BEGIN DOCUMENT TEXT

Now that the Republican National Convention has come and gone, a defiant "NO" rings out on the subject of America's future. Our electorate rejected Dr. Ron Paul —
defender of liberty, the constitution, potions and specie, deliverer of over 4,000 babies, beloved fan of Martin Luther King — and in the process threw away any chance of pulling back from the terrible precipice of
FIAT money, socialism and global enslavement at the hands of David Rockefeller, Queen Beatrix of the Netherlands, and their chilling armies of
human-computer hybrids. As it turns out, first they laugh at you, then they ignore you, then they fight you, then you win only five delegates.

END DOCUMENT TEXT

■ **EXERCISES TO COMPLETE**
[A] In the piece about Ron Paul's defeat at the convention, how many babies is he said to have delivered?
[B] Write a continuation of the piece about Ron Paul's defeat, starting after its last sentence.

BEGIN EXTRACTED RECORDS

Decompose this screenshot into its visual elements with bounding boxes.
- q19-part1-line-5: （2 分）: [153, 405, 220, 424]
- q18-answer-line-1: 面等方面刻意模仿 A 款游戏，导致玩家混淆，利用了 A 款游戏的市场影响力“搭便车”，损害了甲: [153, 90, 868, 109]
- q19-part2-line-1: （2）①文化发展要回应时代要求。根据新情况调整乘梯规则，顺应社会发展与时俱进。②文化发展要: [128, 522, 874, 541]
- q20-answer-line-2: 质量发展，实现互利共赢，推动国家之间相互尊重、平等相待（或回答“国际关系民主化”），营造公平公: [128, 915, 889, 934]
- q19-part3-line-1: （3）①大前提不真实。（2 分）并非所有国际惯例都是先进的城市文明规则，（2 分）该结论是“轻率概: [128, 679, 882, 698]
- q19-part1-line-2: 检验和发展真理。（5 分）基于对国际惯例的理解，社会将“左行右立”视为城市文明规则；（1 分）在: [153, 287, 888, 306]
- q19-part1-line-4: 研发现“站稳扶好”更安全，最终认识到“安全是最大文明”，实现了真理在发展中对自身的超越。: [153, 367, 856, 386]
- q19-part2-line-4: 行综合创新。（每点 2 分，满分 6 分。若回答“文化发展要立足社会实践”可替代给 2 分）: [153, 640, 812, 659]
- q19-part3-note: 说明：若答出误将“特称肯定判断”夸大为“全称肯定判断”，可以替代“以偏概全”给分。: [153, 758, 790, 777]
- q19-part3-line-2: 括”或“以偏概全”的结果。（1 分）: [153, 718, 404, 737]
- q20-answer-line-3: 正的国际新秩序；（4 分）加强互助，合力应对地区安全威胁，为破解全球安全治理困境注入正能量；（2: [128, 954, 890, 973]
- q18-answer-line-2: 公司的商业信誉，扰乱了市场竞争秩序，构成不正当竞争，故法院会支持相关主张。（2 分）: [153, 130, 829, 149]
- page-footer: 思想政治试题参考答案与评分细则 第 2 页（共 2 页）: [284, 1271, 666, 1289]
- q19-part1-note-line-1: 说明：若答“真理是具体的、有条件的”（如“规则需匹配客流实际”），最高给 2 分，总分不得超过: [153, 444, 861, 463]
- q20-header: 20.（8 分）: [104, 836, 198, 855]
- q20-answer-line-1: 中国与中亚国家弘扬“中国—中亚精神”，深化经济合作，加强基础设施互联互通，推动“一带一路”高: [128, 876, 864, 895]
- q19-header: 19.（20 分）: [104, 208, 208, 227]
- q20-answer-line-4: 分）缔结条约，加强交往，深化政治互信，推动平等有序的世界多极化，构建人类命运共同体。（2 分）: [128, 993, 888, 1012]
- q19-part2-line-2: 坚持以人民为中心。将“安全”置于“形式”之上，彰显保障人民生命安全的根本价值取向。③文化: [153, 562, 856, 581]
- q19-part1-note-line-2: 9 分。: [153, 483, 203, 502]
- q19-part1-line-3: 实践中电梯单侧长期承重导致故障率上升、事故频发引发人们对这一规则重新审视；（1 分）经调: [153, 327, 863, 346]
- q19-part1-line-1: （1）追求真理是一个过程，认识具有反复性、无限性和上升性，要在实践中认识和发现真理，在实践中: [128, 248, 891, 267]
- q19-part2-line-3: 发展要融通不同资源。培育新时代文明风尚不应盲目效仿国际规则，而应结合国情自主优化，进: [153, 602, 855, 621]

END EXTRACTED RECORDS

■ **ANSWERS TO THE EXERCISE**
[A] Over 4,000.

[B]
The question on the metallic lips of so many Paul supporters is, "What now?—what future is there for Ron Paul (R-Vagina)?" Like Ron Paul, to answer this question, we must look backward. Educated over 480 years ago at the feet of
Paracelsus in the ways of the
elixir of life and the
philosopher's stone, Paul has spent several centuries amassing contemporary knowledge to complement the wisdom of transmuting lead into gold. What does the future hold? Perhaps a return to scrimshaw (1810-1845), thief-taking (1690-1720) or his singular work which garnered recognition in the popular literature of the period: a
valet, i.e. a gentleman's personal gentleman.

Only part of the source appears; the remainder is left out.